** start Material provided **

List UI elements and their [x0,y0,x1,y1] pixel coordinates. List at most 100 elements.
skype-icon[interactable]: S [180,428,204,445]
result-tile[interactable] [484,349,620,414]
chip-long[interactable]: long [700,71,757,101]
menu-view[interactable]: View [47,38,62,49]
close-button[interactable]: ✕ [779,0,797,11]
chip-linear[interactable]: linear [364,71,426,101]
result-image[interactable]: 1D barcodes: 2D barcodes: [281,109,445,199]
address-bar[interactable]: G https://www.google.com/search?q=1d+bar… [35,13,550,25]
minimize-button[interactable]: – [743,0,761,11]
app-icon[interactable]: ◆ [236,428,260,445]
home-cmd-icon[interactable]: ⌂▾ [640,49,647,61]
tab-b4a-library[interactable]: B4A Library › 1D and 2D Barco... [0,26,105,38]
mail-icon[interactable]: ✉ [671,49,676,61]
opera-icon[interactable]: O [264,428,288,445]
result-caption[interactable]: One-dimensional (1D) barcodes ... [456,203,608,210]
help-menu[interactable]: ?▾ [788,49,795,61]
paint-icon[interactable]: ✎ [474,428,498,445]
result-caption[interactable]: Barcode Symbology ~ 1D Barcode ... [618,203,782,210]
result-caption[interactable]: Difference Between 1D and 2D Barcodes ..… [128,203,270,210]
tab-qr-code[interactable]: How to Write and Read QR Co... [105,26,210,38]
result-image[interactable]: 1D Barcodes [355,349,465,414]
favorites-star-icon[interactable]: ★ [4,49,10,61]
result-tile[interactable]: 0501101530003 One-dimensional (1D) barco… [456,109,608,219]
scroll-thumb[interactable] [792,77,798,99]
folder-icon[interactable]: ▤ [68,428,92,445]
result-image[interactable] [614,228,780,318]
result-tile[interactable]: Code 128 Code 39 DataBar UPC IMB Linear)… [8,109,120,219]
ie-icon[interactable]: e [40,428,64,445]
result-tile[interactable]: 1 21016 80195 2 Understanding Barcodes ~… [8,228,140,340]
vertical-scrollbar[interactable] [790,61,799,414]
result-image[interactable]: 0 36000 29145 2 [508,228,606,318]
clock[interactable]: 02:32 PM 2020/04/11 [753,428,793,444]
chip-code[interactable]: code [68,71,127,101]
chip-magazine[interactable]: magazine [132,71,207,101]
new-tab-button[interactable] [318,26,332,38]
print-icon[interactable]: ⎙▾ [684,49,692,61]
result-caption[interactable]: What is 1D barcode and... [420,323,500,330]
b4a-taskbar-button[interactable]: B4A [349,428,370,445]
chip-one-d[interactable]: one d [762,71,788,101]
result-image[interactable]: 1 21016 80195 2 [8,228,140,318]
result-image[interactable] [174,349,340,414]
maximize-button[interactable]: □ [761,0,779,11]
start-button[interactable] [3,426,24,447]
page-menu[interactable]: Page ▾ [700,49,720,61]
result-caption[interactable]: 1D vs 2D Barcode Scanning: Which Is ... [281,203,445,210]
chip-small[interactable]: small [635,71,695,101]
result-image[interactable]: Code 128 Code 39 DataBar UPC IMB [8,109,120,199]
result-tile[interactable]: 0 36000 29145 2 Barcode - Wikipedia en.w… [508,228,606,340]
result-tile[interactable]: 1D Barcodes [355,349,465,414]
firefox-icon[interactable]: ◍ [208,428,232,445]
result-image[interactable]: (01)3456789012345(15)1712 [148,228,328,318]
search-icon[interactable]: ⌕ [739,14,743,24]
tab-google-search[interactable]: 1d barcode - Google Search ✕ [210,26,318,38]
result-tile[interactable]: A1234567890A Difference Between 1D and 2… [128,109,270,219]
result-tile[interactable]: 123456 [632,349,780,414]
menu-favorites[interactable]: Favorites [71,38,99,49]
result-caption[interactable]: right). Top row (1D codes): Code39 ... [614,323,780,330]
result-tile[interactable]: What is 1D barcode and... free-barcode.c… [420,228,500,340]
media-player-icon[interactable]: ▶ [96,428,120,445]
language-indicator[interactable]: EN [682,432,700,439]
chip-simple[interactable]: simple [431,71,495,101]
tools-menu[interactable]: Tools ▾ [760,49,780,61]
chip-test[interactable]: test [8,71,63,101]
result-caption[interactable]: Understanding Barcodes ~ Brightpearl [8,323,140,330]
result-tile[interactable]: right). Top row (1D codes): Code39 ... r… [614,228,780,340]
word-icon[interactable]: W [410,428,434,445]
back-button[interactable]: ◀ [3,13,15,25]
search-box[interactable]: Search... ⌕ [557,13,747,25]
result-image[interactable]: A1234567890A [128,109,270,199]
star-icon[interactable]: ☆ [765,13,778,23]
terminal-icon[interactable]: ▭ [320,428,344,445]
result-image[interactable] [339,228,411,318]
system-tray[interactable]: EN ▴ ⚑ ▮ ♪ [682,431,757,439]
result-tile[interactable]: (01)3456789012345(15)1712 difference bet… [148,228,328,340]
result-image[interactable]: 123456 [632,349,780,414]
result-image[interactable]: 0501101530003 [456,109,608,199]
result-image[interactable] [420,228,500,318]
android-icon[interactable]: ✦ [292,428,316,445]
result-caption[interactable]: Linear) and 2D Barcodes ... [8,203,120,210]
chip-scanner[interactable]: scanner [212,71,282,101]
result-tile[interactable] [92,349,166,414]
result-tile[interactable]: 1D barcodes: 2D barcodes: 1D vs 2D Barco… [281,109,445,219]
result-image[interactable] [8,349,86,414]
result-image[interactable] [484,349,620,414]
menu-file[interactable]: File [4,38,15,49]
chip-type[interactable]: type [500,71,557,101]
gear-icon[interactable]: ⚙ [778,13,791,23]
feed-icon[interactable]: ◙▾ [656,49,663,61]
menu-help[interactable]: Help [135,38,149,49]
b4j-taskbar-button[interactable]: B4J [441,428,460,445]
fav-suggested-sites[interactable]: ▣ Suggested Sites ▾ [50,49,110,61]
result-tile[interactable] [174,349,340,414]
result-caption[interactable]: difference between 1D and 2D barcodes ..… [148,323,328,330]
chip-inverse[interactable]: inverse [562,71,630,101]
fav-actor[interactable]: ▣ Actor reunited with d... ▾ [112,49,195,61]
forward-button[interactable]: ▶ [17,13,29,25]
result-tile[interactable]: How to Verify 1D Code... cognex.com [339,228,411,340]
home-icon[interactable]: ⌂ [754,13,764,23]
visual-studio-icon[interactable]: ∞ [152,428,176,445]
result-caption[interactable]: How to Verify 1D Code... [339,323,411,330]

** end Material provided **

▶ Task statement:
Copy out all of the data above word for word, keeping every line unchanged.

▶ Reply:
List UI elements and their [x0,y0,x1,y1] pixel coordinates. List at most 100 elements.
skype-icon[interactable]: S [180,428,204,445]
result-tile[interactable] [484,349,620,414]
chip-long[interactable]: long [700,71,757,101]
menu-view[interactable]: View [47,38,62,49]
close-button[interactable]: ✕ [779,0,797,11]
chip-linear[interactable]: linear [364,71,426,101]
result-image[interactable]: 1D barcodes: 2D barcodes: [281,109,445,199]
address-bar[interactable]: G https://www.google.com/search?q=1d+bar… [35,13,550,25]
minimize-button[interactable]: – [743,0,761,11]
app-icon[interactable]: ◆ [236,428,260,445]
home-cmd-icon[interactable]: ⌂▾ [640,49,647,61]
tab-b4a-library[interactable]: B4A Library › 1D and 2D Barco... [0,26,105,38]
mail-icon[interactable]: ✉ [671,49,676,61]
opera-icon[interactable]: O [264,428,288,445]
result-caption[interactable]: One-dimensional (1D) barcodes ... [456,203,608,210]
help-menu[interactable]: ?▾ [788,49,795,61]
paint-icon[interactable]: ✎ [474,428,498,445]
result-caption[interactable]: Barcode Symbology ~ 1D Barcode ... [618,203,782,210]
result-caption[interactable]: Difference Between 1D and 2D Barcodes ..… [128,203,270,210]
tab-qr-code[interactable]: How to Write and Read QR Co... [105,26,210,38]
result-image[interactable]: 1D Barcodes [355,349,465,414]
favorites-star-icon[interactable]: ★ [4,49,10,61]
result-tile[interactable]: 0501101530003 One-dimensional (1D) barco… [456,109,608,219]
scroll-thumb[interactable] [792,77,798,99]
folder-icon[interactable]: ▤ [68,428,92,445]
result-image[interactable] [614,228,780,318]
result-tile[interactable]: Code 128 Code 39 DataBar UPC IMB Linear)… [8,109,120,219]
ie-icon[interactable]: e [40,428,64,445]
result-tile[interactable]: 1 21016 80195 2 Understanding Barcodes ~… [8,228,140,340]
vertical-scrollbar[interactable] [790,61,799,414]
result-image[interactable]: 0 36000 29145 2 [508,228,606,318]
clock[interactable]: 02:32 PM 2020/04/11 [753,428,793,444]
chip-code[interactable]: code [68,71,127,101]
chip-magazine[interactable]: magazine [132,71,207,101]
new-tab-button[interactable] [318,26,332,38]
print-icon[interactable]: ⎙▾ [684,49,692,61]
result-caption[interactable]: What is 1D barcode and... [420,323,500,330]
b4a-taskbar-button[interactable]: B4A [349,428,370,445]
chip-one-d[interactable]: one d [762,71,788,101]
result-image[interactable]: 1 21016 80195 2 [8,228,140,318]
result-image[interactable] [174,349,340,414]
maximize-button[interactable]: □ [761,0,779,11]
start-button[interactable] [3,426,24,447]
page-menu[interactable]: Page ▾ [700,49,720,61]
result-caption[interactable]: 1D vs 2D Barcode Scanning: Which Is ... [281,203,445,210]
chip-small[interactable]: small [635,71,695,101]
result-image[interactable]: Code 128 Code 39 DataBar UPC IMB [8,109,120,199]
result-tile[interactable]: 0 36000 29145 2 Barcode - Wikipedia en.w… [508,228,606,340]
result-tile[interactable]: 1D Barcodes [355,349,465,414]
firefox-icon[interactable]: ◍ [208,428,232,445]
result-image[interactable]: (01)3456789012345(15)1712 [148,228,328,318]
search-icon[interactable]: ⌕ [739,14,743,24]
tab-google-search[interactable]: 1d barcode - Google Search ✕ [210,26,318,38]
result-tile[interactable]: A1234567890A Difference Between 1D and 2… [128,109,270,219]
result-tile[interactable]: 123456 [632,349,780,414]
menu-favorites[interactable]: Favorites [71,38,99,49]
result-caption[interactable]: right). Top row (1D codes): Code39 ... [614,323,780,330]
result-tile[interactable]: What is 1D barcode and... free-barcode.c… [420,228,500,340]
media-player-icon[interactable]: ▶ [96,428,120,445]
language-indicator[interactable]: EN [682,432,700,439]
chip-simple[interactable]: simple [431,71,495,101]
tools-menu[interactable]: Tools ▾ [760,49,780,61]
chip-test[interactable]: test [8,71,63,101]
result-caption[interactable]: Understanding Barcodes ~ Brightpearl [8,323,140,330]
result-tile[interactable]: right). Top row (1D codes): Code39 ... r… [614,228,780,340]
word-icon[interactable]: W [410,428,434,445]
back-button[interactable]: ◀ [3,13,15,25]
search-box[interactable]: Search... ⌕ [557,13,747,25]
result-image[interactable]: A1234567890A [128,109,270,199]
star-icon[interactable]: ☆ [765,13,778,23]
terminal-icon[interactable]: ▭ [320,428,344,445]
result-image[interactable] [339,228,411,318]
system-tray[interactable]: EN ▴ ⚑ ▮ ♪ [682,431,757,439]
result-tile[interactable]: (01)3456789012345(15)1712 difference bet… [148,228,328,340]
result-image[interactable]: 123456 [632,349,780,414]
result-image[interactable]: 0501101530003 [456,109,608,199]
result-image[interactable] [420,228,500,318]
android-icon[interactable]: ✦ [292,428,316,445]
result-caption[interactable]: Linear) and 2D Barcodes ... [8,203,120,210]
chip-scanner[interactable]: scanner [212,71,282,101]
result-tile[interactable] [92,349,166,414]
result-tile[interactable]: 1D barcodes: 2D barcodes: 1D vs 2D Barco… [281,109,445,219]
result-image[interactable] [8,349,86,414]
result-image[interactable] [484,349,620,414]
menu-file[interactable]: File [4,38,15,49]
chip-type[interactable]: type [500,71,557,101]
gear-icon[interactable]: ⚙ [778,13,791,23]
feed-icon[interactable]: ◙▾ [656,49,663,61]
menu-help[interactable]: Help [135,38,149,49]
b4j-taskbar-button[interactable]: B4J [441,428,460,445]
fav-suggested-sites[interactable]: ▣ Suggested Sites ▾ [50,49,110,61]
result-tile[interactable] [174,349,340,414]
result-caption[interactable]: difference between 1D and 2D barcodes ..… [148,323,328,330]
chip-inverse[interactable]: inverse [562,71,630,101]
fav-actor[interactable]: ▣ Actor reunited with d... ▾ [112,49,195,61]
forward-button[interactable]: ▶ [17,13,29,25]
result-tile[interactable]: How to Verify 1D Code... cognex.com [339,228,411,340]
home-icon[interactable]: ⌂ [754,13,764,23]
visual-studio-icon[interactable]: ∞ [152,428,176,445]
result-caption[interactable]: How to Verify 1D Code... [339,323,411,330]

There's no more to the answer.